Begin Dataset records
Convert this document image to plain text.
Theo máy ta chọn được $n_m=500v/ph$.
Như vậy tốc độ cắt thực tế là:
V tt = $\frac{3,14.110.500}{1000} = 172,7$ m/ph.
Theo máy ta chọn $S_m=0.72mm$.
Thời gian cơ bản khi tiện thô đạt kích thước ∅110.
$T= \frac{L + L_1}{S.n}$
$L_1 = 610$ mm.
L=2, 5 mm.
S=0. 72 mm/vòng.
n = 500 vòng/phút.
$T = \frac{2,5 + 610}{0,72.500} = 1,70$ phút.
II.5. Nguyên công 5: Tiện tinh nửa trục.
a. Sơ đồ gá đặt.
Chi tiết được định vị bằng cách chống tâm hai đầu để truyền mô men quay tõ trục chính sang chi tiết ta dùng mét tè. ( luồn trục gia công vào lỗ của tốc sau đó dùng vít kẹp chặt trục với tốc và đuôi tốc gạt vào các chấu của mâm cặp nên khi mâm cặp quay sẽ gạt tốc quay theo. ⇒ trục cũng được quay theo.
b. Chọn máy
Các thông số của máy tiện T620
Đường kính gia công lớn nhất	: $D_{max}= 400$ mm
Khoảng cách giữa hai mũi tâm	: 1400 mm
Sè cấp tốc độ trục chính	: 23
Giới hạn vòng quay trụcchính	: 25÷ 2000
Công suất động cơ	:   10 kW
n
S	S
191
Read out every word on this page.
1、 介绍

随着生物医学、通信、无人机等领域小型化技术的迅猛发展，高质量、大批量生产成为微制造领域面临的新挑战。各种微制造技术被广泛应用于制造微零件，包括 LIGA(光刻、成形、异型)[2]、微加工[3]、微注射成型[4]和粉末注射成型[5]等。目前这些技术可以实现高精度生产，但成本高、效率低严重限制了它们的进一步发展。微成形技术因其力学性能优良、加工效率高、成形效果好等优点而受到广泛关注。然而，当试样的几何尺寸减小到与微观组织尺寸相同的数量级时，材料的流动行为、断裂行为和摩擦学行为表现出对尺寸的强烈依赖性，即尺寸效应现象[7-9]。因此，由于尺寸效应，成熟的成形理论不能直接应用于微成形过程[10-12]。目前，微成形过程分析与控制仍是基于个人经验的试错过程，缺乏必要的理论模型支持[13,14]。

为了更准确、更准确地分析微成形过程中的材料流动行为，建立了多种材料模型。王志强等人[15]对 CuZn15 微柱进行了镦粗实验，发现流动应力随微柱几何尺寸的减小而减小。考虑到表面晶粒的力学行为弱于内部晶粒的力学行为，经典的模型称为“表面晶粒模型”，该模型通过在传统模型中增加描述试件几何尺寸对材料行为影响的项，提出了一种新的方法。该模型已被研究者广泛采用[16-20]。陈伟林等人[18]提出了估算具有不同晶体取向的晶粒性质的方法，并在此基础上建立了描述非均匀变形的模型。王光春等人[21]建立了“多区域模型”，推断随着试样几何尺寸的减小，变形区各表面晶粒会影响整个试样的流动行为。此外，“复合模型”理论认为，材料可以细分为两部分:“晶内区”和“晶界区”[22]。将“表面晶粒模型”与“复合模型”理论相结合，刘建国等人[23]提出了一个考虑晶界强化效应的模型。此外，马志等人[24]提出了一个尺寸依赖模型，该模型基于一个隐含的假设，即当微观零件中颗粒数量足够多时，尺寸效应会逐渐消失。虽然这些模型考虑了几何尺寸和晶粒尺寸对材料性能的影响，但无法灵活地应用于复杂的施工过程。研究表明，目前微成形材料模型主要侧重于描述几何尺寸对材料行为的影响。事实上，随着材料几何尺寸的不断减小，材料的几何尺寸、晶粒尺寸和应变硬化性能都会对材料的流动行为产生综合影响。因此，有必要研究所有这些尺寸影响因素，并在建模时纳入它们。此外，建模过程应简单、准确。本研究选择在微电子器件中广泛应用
End Dataset records
Exercise
Report how many lines contain "quay". Give nothing but the number.

Solution to this problem
2